* begin RECORDS TO USE *
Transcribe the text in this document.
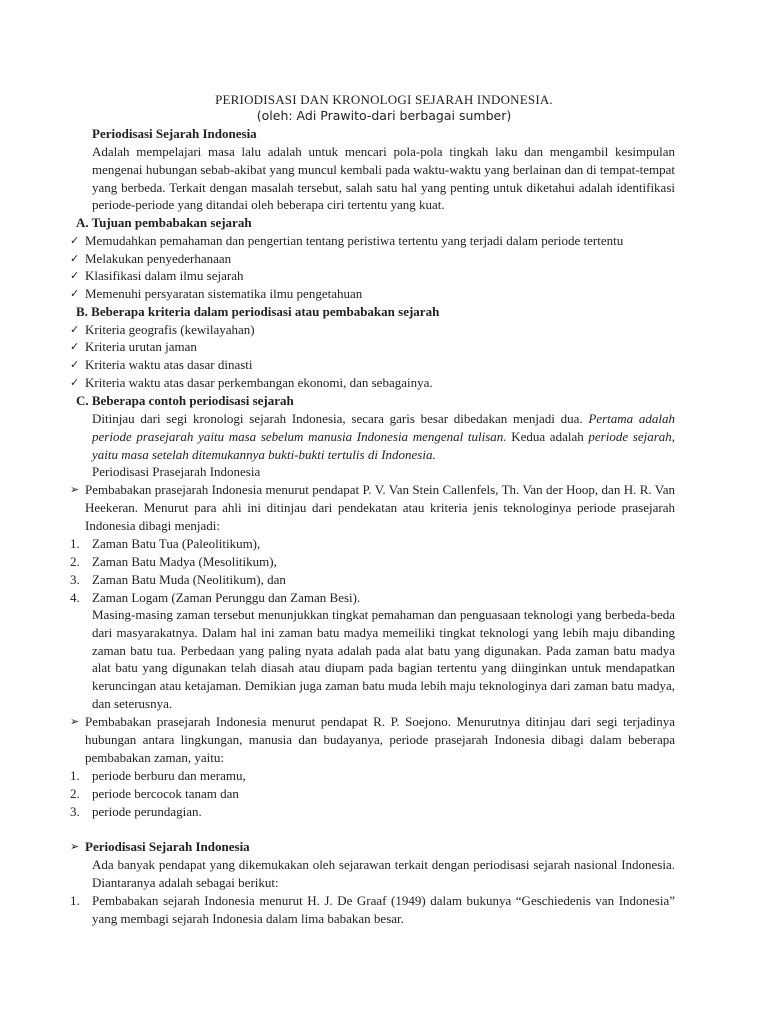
PERIODISASI DAN KRONOLOGI SEJARAH INDONESIA.
(oleh: Adi Prawito-dari berbagai sumber)
Periodisasi Sejarah Indonesia
Adalah mempelajari masa lalu adalah untuk mencari pola-pola tingkah laku dan mengambil kesimpulan mengenai hubungan sebab-akibat yang muncul kembali pada waktu-waktu yang berlainan dan di tempat-tempat yang berbeda. Terkait dengan masalah tersebut, salah satu hal yang penting untuk diketahui adalah identifikasi periode-periode yang ditandai oleh beberapa ciri tertentu yang kuat.
A. Tujuan pembabakan sejarah
✓ Memudahkan pemahaman dan pengertian tentang peristiwa tertentu yang terjadi dalam periode tertentu
✓ Melakukan penyederhanaan
✓ Klasifikasi dalam ilmu sejarah
✓ Memenuhi persyaratan sistematika ilmu pengetahuan
B. Beberapa kriteria dalam periodisasi atau pembabakan sejarah
✓ Kriteria geografis (kewilayahan)
✓ Kriteria urutan jaman
✓ Kriteria waktu atas dasar dinasti
✓ Kriteria waktu atas dasar perkembangan ekonomi, dan sebagainya.
C. Beberapa contoh periodisasi sejarah
Ditinjau dari segi kronologi sejarah Indonesia, secara garis besar dibedakan menjadi dua. Pertama adalah periode prasejarah yaitu masa sebelum manusia Indonesia mengenal tulisan. Kedua adalah periode sejarah, yaitu masa setelah ditemukannya bukti-bukti tertulis di Indonesia.
Periodisasi Prasejarah Indonesia
➢ Pembabakan prasejarah Indonesia menurut pendapat P. V. Van Stein Callenfels, Th. Van der Hoop, dan H. R. Van Heekeran. Menurut para ahli ini ditinjau dari pendekatan atau kriteria jenis teknologinya periode prasejarah Indonesia dibagi menjadi:
1. Zaman Batu Tua (Paleolitikum),
2. Zaman Batu Madya (Mesolitikum),
3. Zaman Batu Muda (Neolitikum), dan
4. Zaman Logam (Zaman Perunggu dan Zaman Besi).
Masing-masing zaman tersebut menunjukkan tingkat pemahaman dan penguasaan teknologi yang berbeda-beda dari masyarakatnya. Dalam hal ini zaman batu madya memeiliki tingkat teknologi yang lebih maju dibanding zaman batu tua. Perbedaan yang paling nyata adalah pada alat batu yang digunakan. Pada zaman batu madya alat batu yang digunakan telah diasah atau diupam pada bagian tertentu yang diinginkan untuk mendapatkan keruncingan atau ketajaman. Demikian juga zaman batu muda lebih maju teknologinya dari zaman batu madya, dan seterusnya.
➢ Pembabakan prasejarah Indonesia menurut pendapat R. P. Soejono. Menurutnya ditinjau dari segi terjadinya hubungan antara lingkungan, manusia dan budayanya, periode prasejarah Indonesia dibagi dalam beberapa pembabakan zaman, yaitu:
1. periode berburu dan meramu,
2. periode bercocok tanam dan
3. periode perundagian.
➢ Periodisasi Sejarah Indonesia
Ada banyak pendapat yang dikemukakan oleh sejarawan terkait dengan periodisasi sejarah nasional Indonesia. Diantaranya adalah sebagai berikut:
1. Pembabakan sejarah Indonesia menurut H. J. De Graaf (1949) dalam bukunya “Geschiedenis van Indonesia” yang membagi sejarah Indonesia dalam lima babakan besar.
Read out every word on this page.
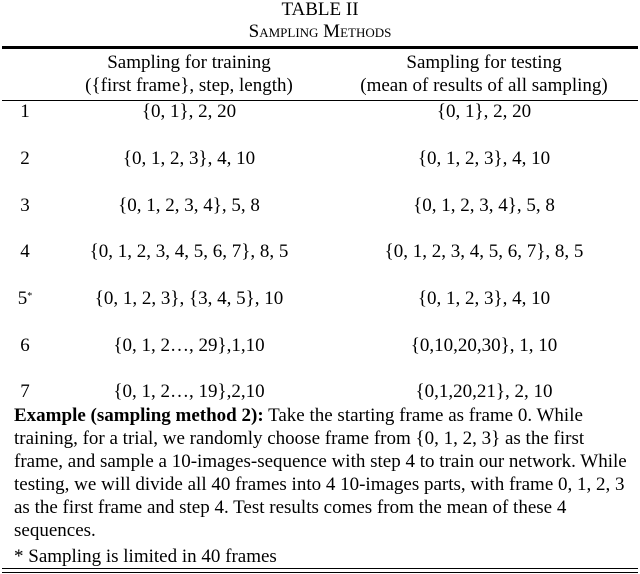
TABLE II
Sampling Methods
Sampling for training
({first frame}, step, length)
Sampling for testing
(mean of results of all sampling)
1	{0, 1}, 2, 20	{0, 1}, 2, 20
2	{0, 1, 2, 3}, 4, 10	{0, 1, 2, 3}, 4, 10
3	{0, 1, 2, 3, 4}, 5, 8	{0, 1, 2, 3, 4}, 5, 8
4	{0, 1, 2, 3, 4, 5, 6, 7}, 8, 5	{0, 1, 2, 3, 4, 5, 6, 7}, 8, 5
5*	{0, 1, 2, 3}, {3, 4, 5}, 10	{0, 1, 2, 3}, 4, 10
6	{0, 1, 2…, 29},1,10	{0,10,20,30}, 1, 10
7	{0, 1, 2…, 19},2,10	{0,1,20,21}, 2, 10
Example (sampling method 2): Take the starting frame as frame 0. While training, for a trial, we randomly choose frame from {0, 1, 2, 3} as the first frame, and sample a 10-images-sequence with step 4 to train our network. While testing, we will divide all 40 frames into 4 10-images parts, with frame 0, 1, 2, 3 as the first frame and step 4. Test results comes from the mean of these 4 sequences.
* Sampling is limited in 40 frames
* end RECORDS TO USE *
Copy each line of the listing that includes "yaitu".

Ditinjau dari segi kronologi sejarah Indonesia, secara garis besar dibedakan menjadi dua. Pertama adalah periode prasejarah yaitu masa sebelum manusia Indonesia mengenal tulisan. Kedua adalah periode sejarah, yaitu masa setelah ditemukannya bukti-bukti tertulis di Indonesia.
➢ Pembabakan prasejarah Indonesia menurut pendapat R. P. Soejono. Menurutnya ditinjau dari segi terjadinya hubungan antara lingkungan, manusia dan budayanya, periode prasejarah Indonesia dibagi dalam beberapa pembabakan zaman, yaitu:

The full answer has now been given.